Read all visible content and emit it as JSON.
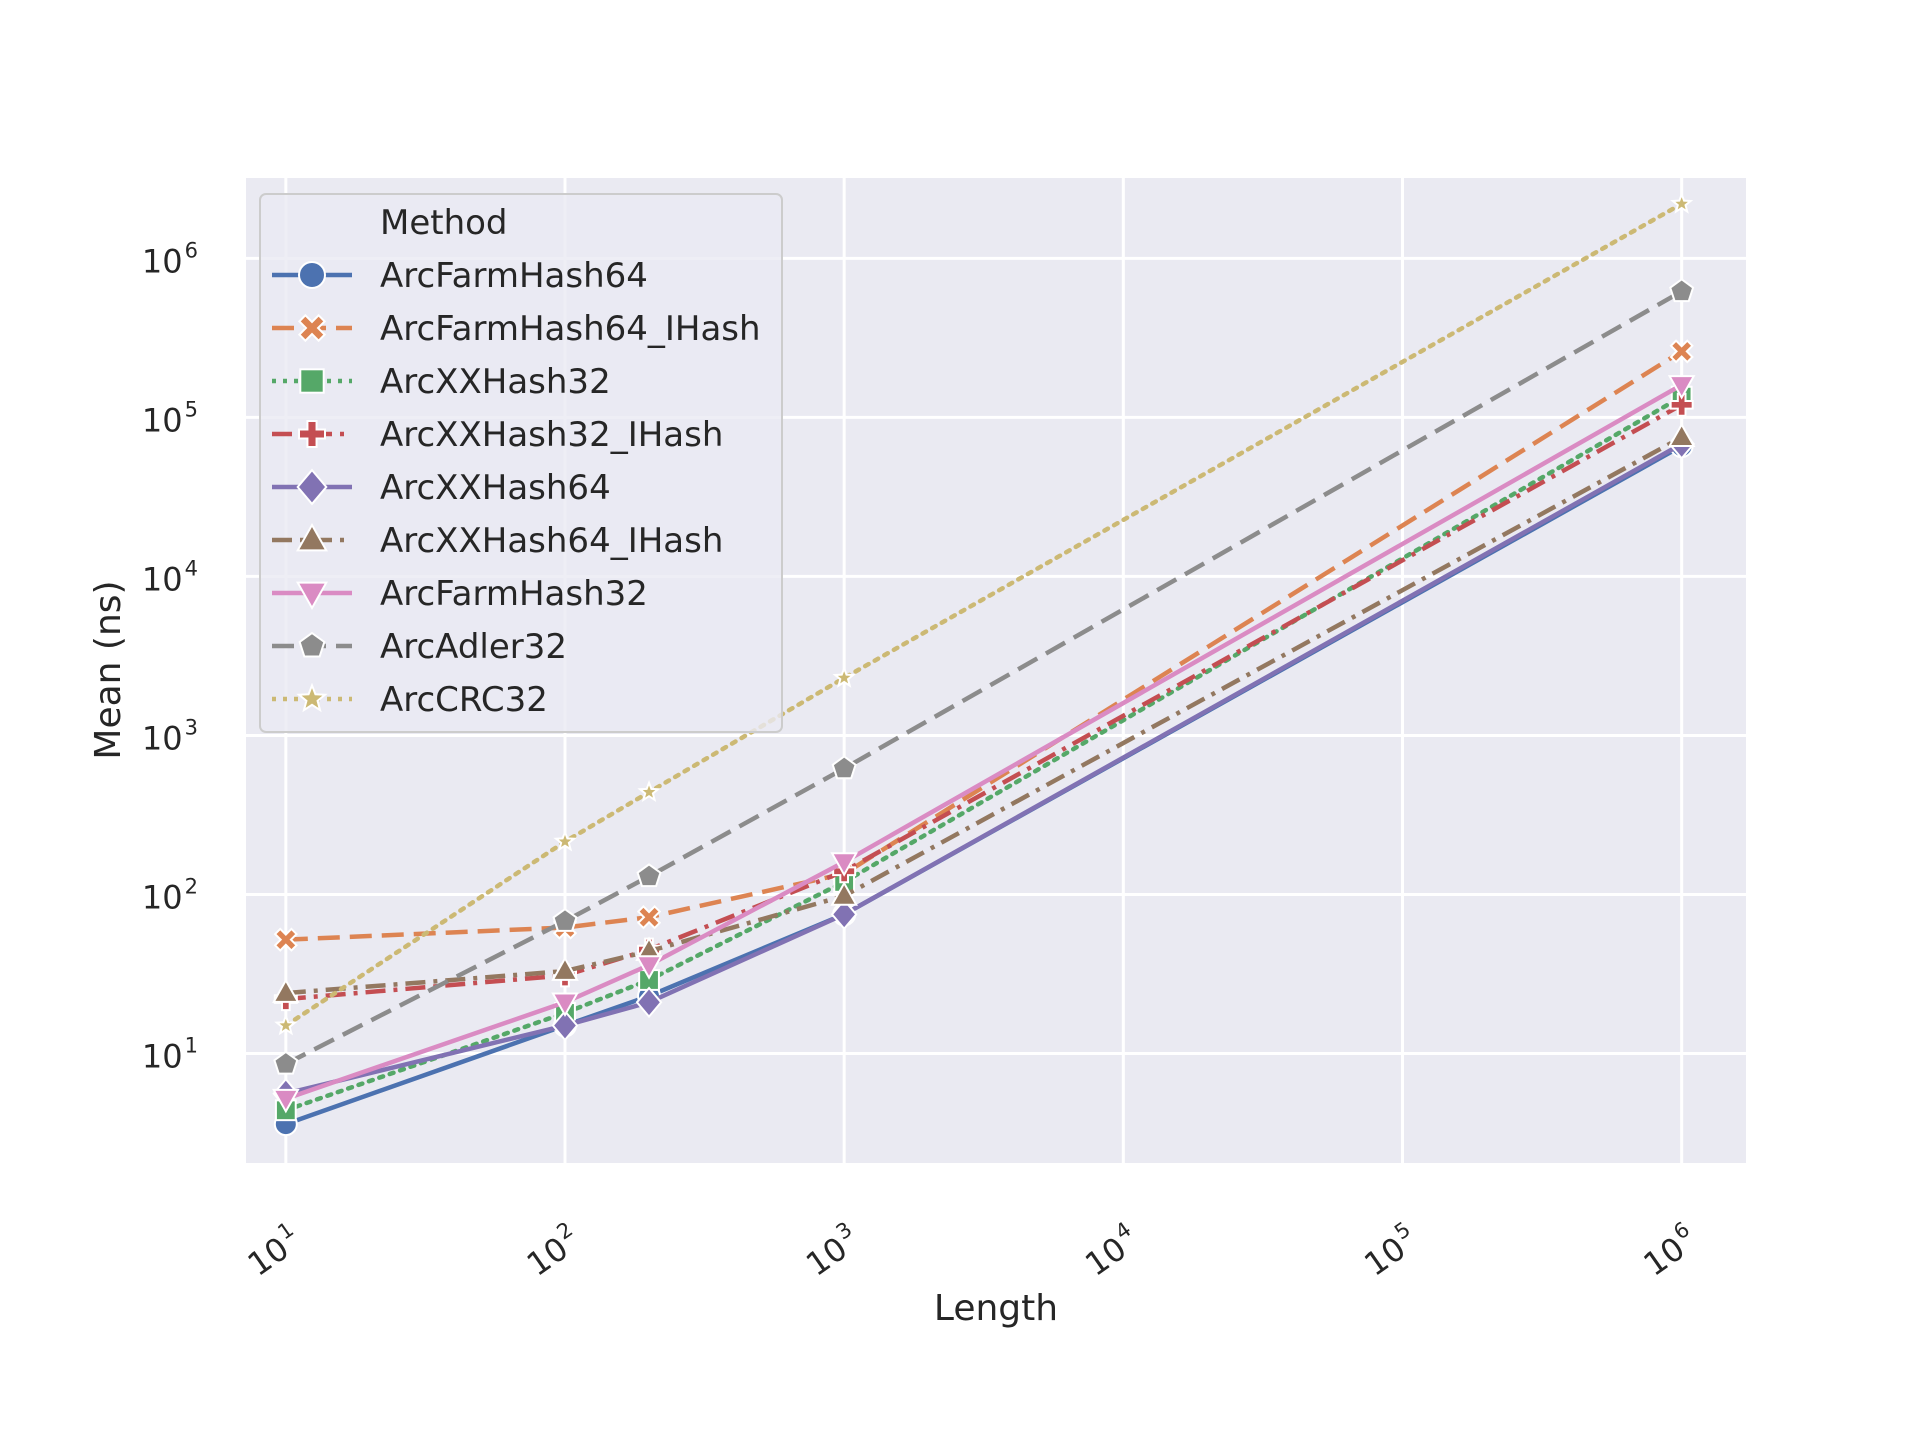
{
  "chart_data": {
    "type": "line",
    "title": "",
    "xlabel": "Length",
    "ylabel": "Mean (ns)",
    "xscale": "log",
    "yscale": "log",
    "xlim": [
      7.2,
      1700000
    ],
    "ylim": [
      2.05,
      3200000
    ],
    "grid": true,
    "x_ticks": [
      {
        "value": 10,
        "base": "10",
        "exp": "1"
      },
      {
        "value": 100,
        "base": "10",
        "exp": "2"
      },
      {
        "value": 1000,
        "base": "10",
        "exp": "3"
      },
      {
        "value": 10000,
        "base": "10",
        "exp": "4"
      },
      {
        "value": 100000,
        "base": "10",
        "exp": "5"
      },
      {
        "value": 1000000,
        "base": "10",
        "exp": "6"
      }
    ],
    "y_ticks": [
      {
        "value": 10,
        "base": "10",
        "exp": "1"
      },
      {
        "value": 100,
        "base": "10",
        "exp": "2"
      },
      {
        "value": 1000,
        "base": "10",
        "exp": "3"
      },
      {
        "value": 10000,
        "base": "10",
        "exp": "4"
      },
      {
        "value": 100000,
        "base": "10",
        "exp": "5"
      },
      {
        "value": 1000000,
        "base": "10",
        "exp": "6"
      }
    ],
    "legend": {
      "title": "Method",
      "position": "upper-left"
    },
    "x": [
      10,
      100,
      200,
      1000,
      1000000
    ],
    "series": [
      {
        "name": "ArcFarmHash64",
        "color": "#4c72b0",
        "dash": "solid",
        "marker": "circle",
        "values": [
          3.6,
          15,
          23,
          75,
          66000
        ]
      },
      {
        "name": "ArcFarmHash64_IHash",
        "color": "#dd8452",
        "dash": "dashed",
        "marker": "x",
        "values": [
          52,
          62,
          72,
          135,
          260000
        ]
      },
      {
        "name": "ArcXXHash32",
        "color": "#55a868",
        "dash": "dotted",
        "marker": "square",
        "values": [
          4.4,
          18,
          29,
          120,
          135000
        ]
      },
      {
        "name": "ArcXXHash32_IHash",
        "color": "#c44e52",
        "dash": "dashdot",
        "marker": "plus",
        "values": [
          22,
          31,
          45,
          140,
          120000
        ]
      },
      {
        "name": "ArcXXHash64",
        "color": "#8172b3",
        "dash": "solid",
        "marker": "diamond",
        "values": [
          5.6,
          15,
          21,
          75,
          68000
        ]
      },
      {
        "name": "ArcXXHash64_IHash",
        "color": "#937860",
        "dash": "dashdot",
        "marker": "triangle-up",
        "values": [
          24,
          33,
          44,
          98,
          75000
        ]
      },
      {
        "name": "ArcFarmHash32",
        "color": "#da8bc3",
        "dash": "solid",
        "marker": "triangle-down",
        "values": [
          5.2,
          21,
          36,
          160,
          160000
        ]
      },
      {
        "name": "ArcAdler32",
        "color": "#8c8c8c",
        "dash": "dashed",
        "marker": "pentagon",
        "values": [
          8.6,
          68,
          130,
          620,
          620000
        ]
      },
      {
        "name": "ArcCRC32",
        "color": "#ccb974",
        "dash": "dotted",
        "marker": "star",
        "values": [
          15,
          215,
          440,
          2300,
          2200000
        ]
      }
    ]
  }
}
________________________
- DIRECTIVE
All records must be output exactly as they are, except for the pictures, which are left out.

- RESULT FOR THIS EXERCISE
Read all visible content and emit it as JSON.
{
  "chart_data": {
    "type": "line",
    "title": "",
    "xlabel": "Length",
    "ylabel": "Mean (ns)",
    "xscale": "log",
    "yscale": "log",
    "xlim": [
      7.2,
      1700000
    ],
    "ylim": [
      2.05,
      3200000
    ],
    "grid": true,
    "x_ticks": [
      {
        "value": 10,
        "base": "10",
        "exp": "1"
      },
      {
        "value": 100,
        "base": "10",
        "exp": "2"
      },
      {
        "value": 1000,
        "base": "10",
        "exp": "3"
      },
      {
        "value": 10000,
        "base": "10",
        "exp": "4"
      },
      {
        "value": 100000,
        "base": "10",
        "exp": "5"
      },
      {
        "value": 1000000,
        "base": "10",
        "exp": "6"
      }
    ],
    "y_ticks": [
      {
        "value": 10,
        "base": "10",
        "exp": "1"
      },
      {
        "value": 100,
        "base": "10",
        "exp": "2"
      },
      {
        "value": 1000,
        "base": "10",
        "exp": "3"
      },
      {
        "value": 10000,
        "base": "10",
        "exp": "4"
      },
      {
        "value": 100000,
        "base": "10",
        "exp": "5"
      },
      {
        "value": 1000000,
        "base": "10",
        "exp": "6"
      }
    ],
    "legend": {
      "title": "Method",
      "position": "upper-left"
    },
    "x": [
      10,
      100,
      200,
      1000,
      1000000
    ],
    "series": [
      {
        "name": "ArcFarmHash64",
        "color": "#4c72b0",
        "dash": "solid",
        "marker": "circle",
        "values": [
          3.6,
          15,
          23,
          75,
          66000
        ]
      },
      {
        "name": "ArcFarmHash64_IHash",
        "color": "#dd8452",
        "dash": "dashed",
        "marker": "x",
        "values": [
          52,
          62,
          72,
          135,
          260000
        ]
      },
      {
        "name": "ArcXXHash32",
        "color": "#55a868",
        "dash": "dotted",
        "marker": "square",
        "values": [
          4.4,
          18,
          29,
          120,
          135000
        ]
      },
      {
        "name": "ArcXXHash32_IHash",
        "color": "#c44e52",
        "dash": "dashdot",
        "marker": "plus",
        "values": [
          22,
          31,
          45,
          140,
          120000
        ]
      },
      {
        "name": "ArcXXHash64",
        "color": "#8172b3",
        "dash": "solid",
        "marker": "diamond",
        "values": [
          5.6,
          15,
          21,
          75,
          68000
        ]
      },
      {
        "name": "ArcXXHash64_IHash",
        "color": "#937860",
        "dash": "dashdot",
        "marker": "triangle-up",
        "values": [
          24,
          33,
          44,
          98,
          75000
        ]
      },
      {
        "name": "ArcFarmHash32",
        "color": "#da8bc3",
        "dash": "solid",
        "marker": "triangle-down",
        "values": [
          5.2,
          21,
          36,
          160,
          160000
        ]
      },
      {
        "name": "ArcAdler32",
        "color": "#8c8c8c",
        "dash": "dashed",
        "marker": "pentagon",
        "values": [
          8.6,
          68,
          130,
          620,
          620000
        ]
      },
      {
        "name": "ArcCRC32",
        "color": "#ccb974",
        "dash": "dotted",
        "marker": "star",
        "values": [
          15,
          215,
          440,
          2300,
          2200000
        ]
      }
    ]
  }
}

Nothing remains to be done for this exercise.